> [PROBLEM REQUIREMENTS]
From the entries below, work out the number of lines that hold the word "name", and give that number alone.

> [ROWS]

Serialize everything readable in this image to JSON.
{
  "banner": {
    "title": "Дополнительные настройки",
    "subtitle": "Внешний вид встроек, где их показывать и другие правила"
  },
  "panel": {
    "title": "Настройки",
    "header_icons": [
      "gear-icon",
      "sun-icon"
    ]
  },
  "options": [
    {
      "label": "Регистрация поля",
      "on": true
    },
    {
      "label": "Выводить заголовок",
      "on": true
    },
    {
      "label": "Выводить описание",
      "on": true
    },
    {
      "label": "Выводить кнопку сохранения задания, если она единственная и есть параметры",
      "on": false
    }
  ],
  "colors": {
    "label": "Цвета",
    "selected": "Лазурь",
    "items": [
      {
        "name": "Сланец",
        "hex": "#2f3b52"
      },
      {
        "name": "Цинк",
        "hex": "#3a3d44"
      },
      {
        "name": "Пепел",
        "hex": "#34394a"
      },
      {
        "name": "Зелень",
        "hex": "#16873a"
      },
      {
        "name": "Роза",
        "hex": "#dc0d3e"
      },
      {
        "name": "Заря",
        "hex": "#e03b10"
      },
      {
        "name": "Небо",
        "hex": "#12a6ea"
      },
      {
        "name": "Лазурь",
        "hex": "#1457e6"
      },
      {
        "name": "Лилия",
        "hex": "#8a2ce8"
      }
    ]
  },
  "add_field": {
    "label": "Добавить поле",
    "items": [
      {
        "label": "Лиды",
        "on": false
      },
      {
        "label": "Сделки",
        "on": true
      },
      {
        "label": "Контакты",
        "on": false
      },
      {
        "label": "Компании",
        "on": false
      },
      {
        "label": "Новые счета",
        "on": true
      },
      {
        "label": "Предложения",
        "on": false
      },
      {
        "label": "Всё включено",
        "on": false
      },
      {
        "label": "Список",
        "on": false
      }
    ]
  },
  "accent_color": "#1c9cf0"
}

> [ANSWER TO THE PROBLEM]
9